• _Material provided_:
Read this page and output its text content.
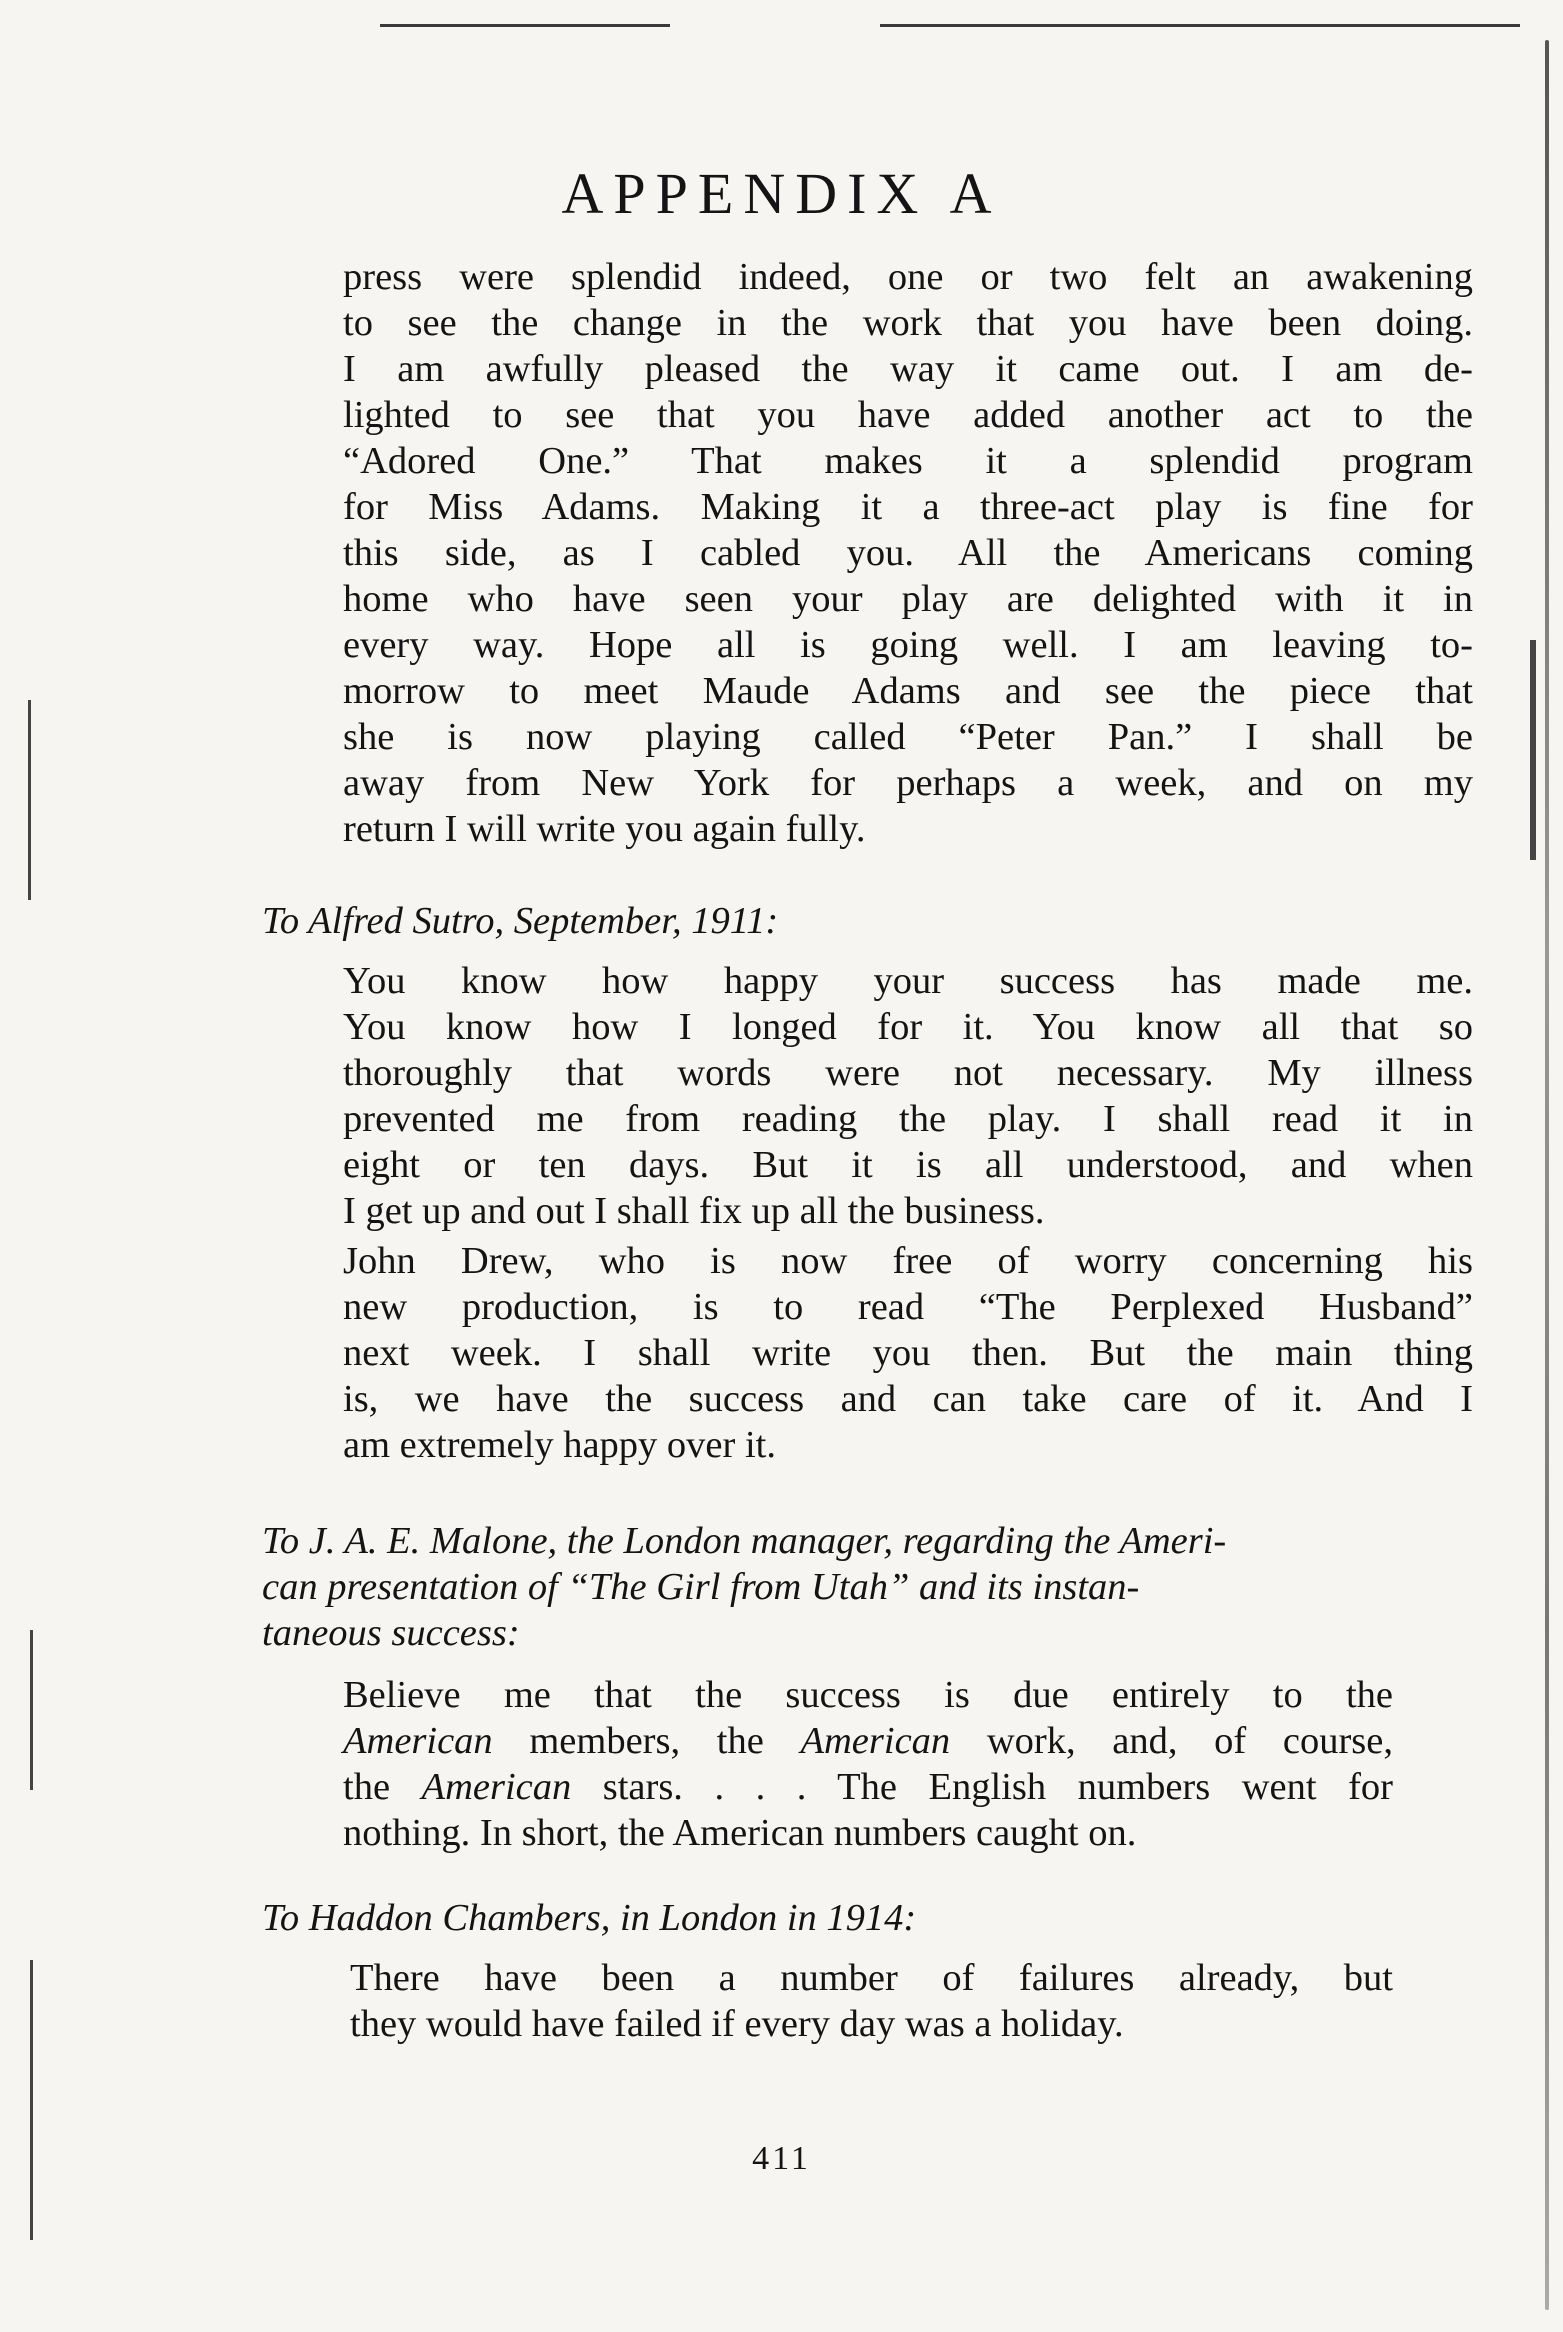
APPENDIX A
press were splendid indeed, one or two felt an awakening
to see the change in the work that you have been doing.
I am awfully pleased the way it came out. I am de-
lighted to see that you have added another act to the
“Adored One.” That makes it a splendid program
for Miss Adams. Making it a three-act play is fine for
this side, as I cabled you. All the Americans coming
home who have seen your play are delighted with it in
every way. Hope all is going well. I am leaving to-
morrow to meet Maude Adams and see the piece that
she is now playing called “Peter Pan.” I shall be
away from New York for perhaps a week, and on my
return I will write you again fully.
To Alfred Sutro, September, 1911:
You know how happy your success has made me.
You know how I longed for it. You know all that so
thoroughly that words were not necessary. My illness
prevented me from reading the play. I shall read it in
eight or ten days. But it is all understood, and when
I get up and out I shall fix up all the business.
John Drew, who is now free of worry concerning his
new production, is to read “The Perplexed Husband”
next week. I shall write you then. But the main thing
is, we have the success and can take care of it. And I
am extremely happy over it.
To J. A. E. Malone, the London manager, regarding the Ameri-
can presentation of “The Girl from Utah” and its instan-
taneous success:
Believe me that the success is due entirely to the
American members, the American work, and, of course,
the American stars. . . . The English numbers went for
nothing. In short, the American numbers caught on.
To Haddon Chambers, in London in 1914:
There have been a number of failures already, but
they would have failed if every day was a holiday.
411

• _Written problem_: Please set down each line of the data above exactly as written, without the pictures.

• _Result_:
Read this page and output its text content.
APPENDIX A
press were splendid indeed, one or two felt an awakening
to see the change in the work that you have been doing.
I am awfully pleased the way it came out. I am de-
lighted to see that you have added another act to the
“Adored One.” That makes it a splendid program
for Miss Adams. Making it a three-act play is fine for
this side, as I cabled you. All the Americans coming
home who have seen your play are delighted with it in
every way. Hope all is going well. I am leaving to-
morrow to meet Maude Adams and see the piece that
she is now playing called “Peter Pan.” I shall be
away from New York for perhaps a week, and on my
return I will write you again fully.
To Alfred Sutro, September, 1911:
You know how happy your success has made me.
You know how I longed for it. You know all that so
thoroughly that words were not necessary. My illness
prevented me from reading the play. I shall read it in
eight or ten days. But it is all understood, and when
I get up and out I shall fix up all the business.
John Drew, who is now free of worry concerning his
new production, is to read “The Perplexed Husband”
next week. I shall write you then. But the main thing
is, we have the success and can take care of it. And I
am extremely happy over it.
To J. A. E. Malone, the London manager, regarding the Ameri-
can presentation of “The Girl from Utah” and its instan-
taneous success:
Believe me that the success is due entirely to the
American members, the American work, and, of course,
the American stars. . . . The English numbers went for
nothing. In short, the American numbers caught on.
To Haddon Chambers, in London in 1914:
There have been a number of failures already, but
they would have failed if every day was a holiday.
411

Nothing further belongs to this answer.